** Start **

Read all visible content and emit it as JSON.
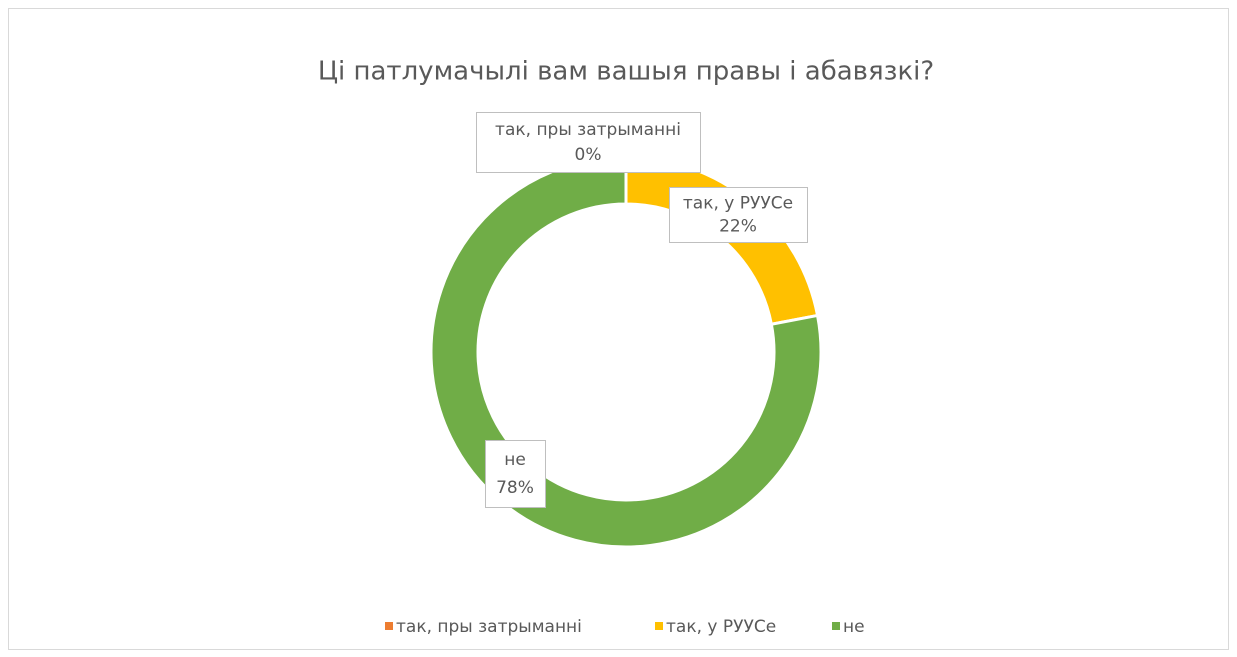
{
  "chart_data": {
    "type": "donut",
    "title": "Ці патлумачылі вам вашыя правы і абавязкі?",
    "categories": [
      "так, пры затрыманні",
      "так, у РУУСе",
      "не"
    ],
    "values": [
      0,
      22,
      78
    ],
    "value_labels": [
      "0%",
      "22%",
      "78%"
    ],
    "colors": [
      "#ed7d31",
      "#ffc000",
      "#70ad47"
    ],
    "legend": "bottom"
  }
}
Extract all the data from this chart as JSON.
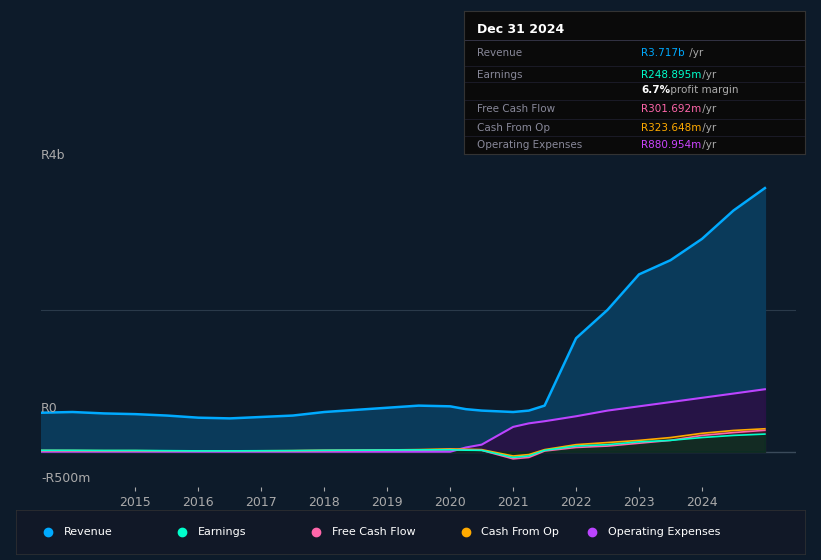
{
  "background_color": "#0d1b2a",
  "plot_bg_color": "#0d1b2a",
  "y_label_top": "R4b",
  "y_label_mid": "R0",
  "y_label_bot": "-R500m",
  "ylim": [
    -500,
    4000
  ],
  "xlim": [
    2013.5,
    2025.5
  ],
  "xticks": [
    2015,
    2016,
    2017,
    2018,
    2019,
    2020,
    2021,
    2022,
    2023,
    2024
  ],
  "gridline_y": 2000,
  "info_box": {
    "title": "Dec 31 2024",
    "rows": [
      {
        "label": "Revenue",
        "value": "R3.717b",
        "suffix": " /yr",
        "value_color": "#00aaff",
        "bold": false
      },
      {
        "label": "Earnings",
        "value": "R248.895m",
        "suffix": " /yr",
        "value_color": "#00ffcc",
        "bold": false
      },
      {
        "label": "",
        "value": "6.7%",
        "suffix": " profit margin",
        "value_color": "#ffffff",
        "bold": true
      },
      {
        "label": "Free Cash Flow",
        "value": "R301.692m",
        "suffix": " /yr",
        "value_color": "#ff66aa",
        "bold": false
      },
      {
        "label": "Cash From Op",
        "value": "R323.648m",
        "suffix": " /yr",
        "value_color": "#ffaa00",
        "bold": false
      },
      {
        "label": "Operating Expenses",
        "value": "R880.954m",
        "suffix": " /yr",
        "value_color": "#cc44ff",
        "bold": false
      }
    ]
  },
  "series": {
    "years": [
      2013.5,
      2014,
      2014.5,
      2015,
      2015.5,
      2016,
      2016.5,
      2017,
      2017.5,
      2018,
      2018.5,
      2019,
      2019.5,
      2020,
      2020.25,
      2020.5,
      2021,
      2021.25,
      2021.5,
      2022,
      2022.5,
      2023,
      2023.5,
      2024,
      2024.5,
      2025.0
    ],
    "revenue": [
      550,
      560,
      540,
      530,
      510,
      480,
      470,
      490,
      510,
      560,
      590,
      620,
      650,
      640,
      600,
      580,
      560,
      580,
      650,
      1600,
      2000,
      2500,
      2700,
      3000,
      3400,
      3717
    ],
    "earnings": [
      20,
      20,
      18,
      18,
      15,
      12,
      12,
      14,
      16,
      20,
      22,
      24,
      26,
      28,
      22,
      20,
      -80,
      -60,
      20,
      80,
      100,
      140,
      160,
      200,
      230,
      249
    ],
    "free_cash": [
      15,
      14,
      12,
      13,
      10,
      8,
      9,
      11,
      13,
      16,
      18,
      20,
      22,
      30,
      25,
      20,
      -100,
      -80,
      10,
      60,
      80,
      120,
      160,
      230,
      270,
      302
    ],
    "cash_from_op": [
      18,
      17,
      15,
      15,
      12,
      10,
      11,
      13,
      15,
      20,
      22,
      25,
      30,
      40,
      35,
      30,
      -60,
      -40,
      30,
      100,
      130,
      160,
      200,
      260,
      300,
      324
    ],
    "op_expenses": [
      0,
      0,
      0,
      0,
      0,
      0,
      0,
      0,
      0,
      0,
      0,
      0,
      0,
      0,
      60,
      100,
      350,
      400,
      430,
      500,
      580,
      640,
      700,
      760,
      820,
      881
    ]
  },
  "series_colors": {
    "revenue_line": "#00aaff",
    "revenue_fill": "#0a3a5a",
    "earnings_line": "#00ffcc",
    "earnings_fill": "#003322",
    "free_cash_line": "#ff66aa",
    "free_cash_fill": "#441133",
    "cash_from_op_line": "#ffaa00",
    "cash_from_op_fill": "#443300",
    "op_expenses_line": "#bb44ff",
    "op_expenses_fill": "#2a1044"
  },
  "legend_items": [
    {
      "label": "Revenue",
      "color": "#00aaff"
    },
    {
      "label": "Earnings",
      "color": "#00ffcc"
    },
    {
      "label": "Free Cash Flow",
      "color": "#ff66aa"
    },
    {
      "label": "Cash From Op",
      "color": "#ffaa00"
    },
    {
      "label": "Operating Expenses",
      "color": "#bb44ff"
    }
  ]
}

** End **

**Required work**: Leave out the pictures and transcribe the entries above exactly.

**Response for this exercise**:
Read all visible content and emit it as JSON.
{
  "chart_data": {
    "type": "donut",
    "title": "Ці патлумачылі вам вашыя правы і абавязкі?",
    "categories": [
      "так, пры затрыманні",
      "так, у РУУСе",
      "не"
    ],
    "values": [
      0,
      22,
      78
    ],
    "value_labels": [
      "0%",
      "22%",
      "78%"
    ],
    "colors": [
      "#ed7d31",
      "#ffc000",
      "#70ad47"
    ],
    "legend": "bottom"
  }
}
Extract all the data from this chart as JSON.
{
  "background_color": "#0d1b2a",
  "plot_bg_color": "#0d1b2a",
  "y_label_top": "R4b",
  "y_label_mid": "R0",
  "y_label_bot": "-R500m",
  "ylim": [
    -500,
    4000
  ],
  "xlim": [
    2013.5,
    2025.5
  ],
  "xticks": [
    2015,
    2016,
    2017,
    2018,
    2019,
    2020,
    2021,
    2022,
    2023,
    2024
  ],
  "gridline_y": 2000,
  "info_box": {
    "title": "Dec 31 2024",
    "rows": [
      {
        "label": "Revenue",
        "value": "R3.717b",
        "suffix": " /yr",
        "value_color": "#00aaff",
        "bold": false
      },
      {
        "label": "Earnings",
        "value": "R248.895m",
        "suffix": " /yr",
        "value_color": "#00ffcc",
        "bold": false
      },
      {
        "label": "",
        "value": "6.7%",
        "suffix": " profit margin",
        "value_color": "#ffffff",
        "bold": true
      },
      {
        "label": "Free Cash Flow",
        "value": "R301.692m",
        "suffix": " /yr",
        "value_color": "#ff66aa",
        "bold": false
      },
      {
        "label": "Cash From Op",
        "value": "R323.648m",
        "suffix": " /yr",
        "value_color": "#ffaa00",
        "bold": false
      },
      {
        "label": "Operating Expenses",
        "value": "R880.954m",
        "suffix": " /yr",
        "value_color": "#cc44ff",
        "bold": false
      }
    ]
  },
  "series": {
    "years": [
      2013.5,
      2014,
      2014.5,
      2015,
      2015.5,
      2016,
      2016.5,
      2017,
      2017.5,
      2018,
      2018.5,
      2019,
      2019.5,
      2020,
      2020.25,
      2020.5,
      2021,
      2021.25,
      2021.5,
      2022,
      2022.5,
      2023,
      2023.5,
      2024,
      2024.5,
      2025.0
    ],
    "revenue": [
      550,
      560,
      540,
      530,
      510,
      480,
      470,
      490,
      510,
      560,
      590,
      620,
      650,
      640,
      600,
      580,
      560,
      580,
      650,
      1600,
      2000,
      2500,
      2700,
      3000,
      3400,
      3717
    ],
    "earnings": [
      20,
      20,
      18,
      18,
      15,
      12,
      12,
      14,
      16,
      20,
      22,
      24,
      26,
      28,
      22,
      20,
      -80,
      -60,
      20,
      80,
      100,
      140,
      160,
      200,
      230,
      249
    ],
    "free_cash": [
      15,
      14,
      12,
      13,
      10,
      8,
      9,
      11,
      13,
      16,
      18,
      20,
      22,
      30,
      25,
      20,
      -100,
      -80,
      10,
      60,
      80,
      120,
      160,
      230,
      270,
      302
    ],
    "cash_from_op": [
      18,
      17,
      15,
      15,
      12,
      10,
      11,
      13,
      15,
      20,
      22,
      25,
      30,
      40,
      35,
      30,
      -60,
      -40,
      30,
      100,
      130,
      160,
      200,
      260,
      300,
      324
    ],
    "op_expenses": [
      0,
      0,
      0,
      0,
      0,
      0,
      0,
      0,
      0,
      0,
      0,
      0,
      0,
      0,
      60,
      100,
      350,
      400,
      430,
      500,
      580,
      640,
      700,
      760,
      820,
      881
    ]
  },
  "series_colors": {
    "revenue_line": "#00aaff",
    "revenue_fill": "#0a3a5a",
    "earnings_line": "#00ffcc",
    "earnings_fill": "#003322",
    "free_cash_line": "#ff66aa",
    "free_cash_fill": "#441133",
    "cash_from_op_line": "#ffaa00",
    "cash_from_op_fill": "#443300",
    "op_expenses_line": "#bb44ff",
    "op_expenses_fill": "#2a1044"
  },
  "legend_items": [
    {
      "label": "Revenue",
      "color": "#00aaff"
    },
    {
      "label": "Earnings",
      "color": "#00ffcc"
    },
    {
      "label": "Free Cash Flow",
      "color": "#ff66aa"
    },
    {
      "label": "Cash From Op",
      "color": "#ffaa00"
    },
    {
      "label": "Operating Expenses",
      "color": "#bb44ff"
    }
  ]
}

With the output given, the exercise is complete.